Размер шрифта
-
+

Антон Чехов. Хождение на каторжный остров - стр. 25

И хотя Чехову подобные сравнения подвала с преисподней, может быть, и чужды, он – предвестник наступающей эпохи, ее невольный выразитель (к этой мысли я еще вернусь).

После Грачевки Чеховы без конца переезжали, меняя квартиры, но все между Трубной улицей и Сретенкой, в тихих горбатых переулках. Словно они не отпускали, эти переулки, притягивали к себе магнитом, старались чем-то запомниться, запечатлеться, отозваться в раннем творчестве Чехова: «Небольшая площадь близ Рождественского монастыря, которую называют Трубной, или просто Трубой; по воскресеньям на ней бывает торг. Копошатся, как раки в решете, сотни тулупов, бекеш, меховых картузов, цилиндров. Слышно разноголосое пение птиц, напоминающее весну. Если светит солнце и на небе нет облаков, то пение и запах сена чувствуются сильнее, и это воспоминание о весне возбуждает мысль и уносит ее далеко-далеко» («В Москве на Трубной площади»).

Запомнились, запечатлелись, отозвались, но при этом всюду было тесно, шумно, неудобно и бестолково. Вечно сталкивались, натыкались друг на друга, досадовали, чертыхались, фыркали и даже бранились. Но старшим в доме, главным авторитетом для семьи (Павел Егорович, служивший приказчиком, жил тогда у своего хозяина, галантерейщика Гаврилова) постепенно становился Антон. Михаил Чехов об этом пишет: «Воля Антона сделалась доминирующей. В нашей семье появились неизвестные мне дотоле резкие, отрывочные замечания: “Это неправда”, “Нужно быть справедливым”, “Не надо лгать” и так далее».

* * *

> Задание 1: У кого жил тогда Павел Егорович, согласно выбранному отрывку?
> Задание 2: Приведите, пожалуйста, ещё раз часть выбранного отрывка, начиная с «И хотя Чехову» и заканчивая «я еще вернусь).». В этой части поменяйте «предвестник» на «провозвестник».

* * *

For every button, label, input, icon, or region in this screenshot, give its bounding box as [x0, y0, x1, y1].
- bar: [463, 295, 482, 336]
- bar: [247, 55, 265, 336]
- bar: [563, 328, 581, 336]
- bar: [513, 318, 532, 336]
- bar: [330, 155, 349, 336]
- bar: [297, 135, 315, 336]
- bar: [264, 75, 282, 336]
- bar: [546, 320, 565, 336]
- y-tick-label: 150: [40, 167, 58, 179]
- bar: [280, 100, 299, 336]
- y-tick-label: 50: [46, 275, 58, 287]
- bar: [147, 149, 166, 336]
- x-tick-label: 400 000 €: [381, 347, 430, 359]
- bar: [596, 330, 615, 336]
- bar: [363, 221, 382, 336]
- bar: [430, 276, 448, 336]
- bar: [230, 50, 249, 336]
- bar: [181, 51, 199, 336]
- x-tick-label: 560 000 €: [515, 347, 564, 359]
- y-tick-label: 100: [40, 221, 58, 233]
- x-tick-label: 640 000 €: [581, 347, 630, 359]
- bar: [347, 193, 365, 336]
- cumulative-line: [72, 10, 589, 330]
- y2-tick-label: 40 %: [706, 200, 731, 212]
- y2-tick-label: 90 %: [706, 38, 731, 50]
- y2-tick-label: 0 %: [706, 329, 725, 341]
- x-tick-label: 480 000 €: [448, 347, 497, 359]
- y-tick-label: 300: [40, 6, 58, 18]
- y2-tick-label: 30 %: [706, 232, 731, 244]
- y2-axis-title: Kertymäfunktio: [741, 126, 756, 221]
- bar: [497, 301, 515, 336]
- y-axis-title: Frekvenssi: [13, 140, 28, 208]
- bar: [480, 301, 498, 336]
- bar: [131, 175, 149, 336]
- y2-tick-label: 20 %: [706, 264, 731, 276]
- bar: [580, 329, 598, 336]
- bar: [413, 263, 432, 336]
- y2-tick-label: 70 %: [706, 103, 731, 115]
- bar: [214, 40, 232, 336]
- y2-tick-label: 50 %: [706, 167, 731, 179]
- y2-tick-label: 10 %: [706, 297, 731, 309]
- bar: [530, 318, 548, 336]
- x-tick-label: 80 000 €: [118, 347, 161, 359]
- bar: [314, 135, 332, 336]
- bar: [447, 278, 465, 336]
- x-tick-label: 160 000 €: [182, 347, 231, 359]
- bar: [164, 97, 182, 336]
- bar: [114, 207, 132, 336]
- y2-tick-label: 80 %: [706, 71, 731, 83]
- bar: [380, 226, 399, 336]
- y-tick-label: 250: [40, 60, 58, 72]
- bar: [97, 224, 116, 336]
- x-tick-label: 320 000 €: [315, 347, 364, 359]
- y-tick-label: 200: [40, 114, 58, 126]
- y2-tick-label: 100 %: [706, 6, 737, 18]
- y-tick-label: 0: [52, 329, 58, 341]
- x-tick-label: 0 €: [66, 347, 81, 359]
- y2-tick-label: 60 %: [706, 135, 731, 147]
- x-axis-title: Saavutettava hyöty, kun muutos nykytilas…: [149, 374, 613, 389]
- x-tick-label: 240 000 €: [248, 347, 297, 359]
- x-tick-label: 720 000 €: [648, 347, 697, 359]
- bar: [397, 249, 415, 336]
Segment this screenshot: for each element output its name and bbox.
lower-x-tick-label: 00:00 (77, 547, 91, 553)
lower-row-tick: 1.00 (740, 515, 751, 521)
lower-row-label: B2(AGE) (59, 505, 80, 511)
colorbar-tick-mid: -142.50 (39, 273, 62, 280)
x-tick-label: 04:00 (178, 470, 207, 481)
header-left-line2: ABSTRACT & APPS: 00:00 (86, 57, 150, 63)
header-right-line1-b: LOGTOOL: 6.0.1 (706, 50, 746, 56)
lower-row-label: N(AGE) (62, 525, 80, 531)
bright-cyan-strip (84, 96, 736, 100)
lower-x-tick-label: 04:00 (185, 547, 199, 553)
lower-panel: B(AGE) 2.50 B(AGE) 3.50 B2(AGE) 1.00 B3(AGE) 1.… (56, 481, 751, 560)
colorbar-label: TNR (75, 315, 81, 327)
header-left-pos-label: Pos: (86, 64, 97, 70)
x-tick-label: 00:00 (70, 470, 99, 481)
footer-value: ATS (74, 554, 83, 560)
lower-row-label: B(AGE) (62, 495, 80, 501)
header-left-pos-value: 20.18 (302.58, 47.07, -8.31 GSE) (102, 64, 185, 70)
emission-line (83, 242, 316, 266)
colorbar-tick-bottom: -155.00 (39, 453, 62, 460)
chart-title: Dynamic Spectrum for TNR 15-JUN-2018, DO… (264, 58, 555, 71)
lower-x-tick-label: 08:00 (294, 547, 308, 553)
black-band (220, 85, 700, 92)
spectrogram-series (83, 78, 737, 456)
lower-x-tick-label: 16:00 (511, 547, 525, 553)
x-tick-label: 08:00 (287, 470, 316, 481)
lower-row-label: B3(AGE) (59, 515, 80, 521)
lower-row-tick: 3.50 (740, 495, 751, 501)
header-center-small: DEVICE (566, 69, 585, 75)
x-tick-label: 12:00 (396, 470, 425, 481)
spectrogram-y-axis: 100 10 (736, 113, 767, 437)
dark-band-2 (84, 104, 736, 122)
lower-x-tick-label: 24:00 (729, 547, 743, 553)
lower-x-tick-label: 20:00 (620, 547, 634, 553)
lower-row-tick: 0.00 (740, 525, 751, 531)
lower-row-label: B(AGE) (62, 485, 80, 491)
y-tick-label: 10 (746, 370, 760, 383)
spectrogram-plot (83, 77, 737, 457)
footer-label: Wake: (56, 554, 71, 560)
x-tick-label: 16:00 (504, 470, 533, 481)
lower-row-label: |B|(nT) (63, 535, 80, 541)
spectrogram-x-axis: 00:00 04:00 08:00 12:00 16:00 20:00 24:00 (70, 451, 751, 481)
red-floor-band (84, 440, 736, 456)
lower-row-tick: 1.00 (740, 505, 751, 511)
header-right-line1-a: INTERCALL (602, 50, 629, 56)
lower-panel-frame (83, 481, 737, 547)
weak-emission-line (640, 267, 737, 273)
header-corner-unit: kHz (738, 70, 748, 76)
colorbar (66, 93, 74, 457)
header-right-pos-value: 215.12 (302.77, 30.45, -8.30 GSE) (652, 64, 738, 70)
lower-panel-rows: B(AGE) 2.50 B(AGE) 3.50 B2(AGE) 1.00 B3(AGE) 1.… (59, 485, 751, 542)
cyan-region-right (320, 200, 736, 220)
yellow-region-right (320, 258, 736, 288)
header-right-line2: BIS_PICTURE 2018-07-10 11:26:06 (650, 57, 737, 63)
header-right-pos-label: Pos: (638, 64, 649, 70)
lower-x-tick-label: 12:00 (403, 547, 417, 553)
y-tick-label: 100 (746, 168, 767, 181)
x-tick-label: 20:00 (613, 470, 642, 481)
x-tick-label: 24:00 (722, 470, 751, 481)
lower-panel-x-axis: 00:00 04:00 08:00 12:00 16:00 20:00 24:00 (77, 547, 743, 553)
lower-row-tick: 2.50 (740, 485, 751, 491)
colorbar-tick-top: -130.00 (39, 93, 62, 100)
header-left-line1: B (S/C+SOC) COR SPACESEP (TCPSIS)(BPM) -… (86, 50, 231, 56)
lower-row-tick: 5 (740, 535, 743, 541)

* * *

> Ответ 1: У своего хозяина, галантерейщика Гаврилова.

> Ответ 2:
И хотя Чехову подобные сравнения подвала с преисподней, может быть, и чужды, он – провозвестник наступающей эпохи, ее невольный выразитель (к этой мысли я еще вернусь).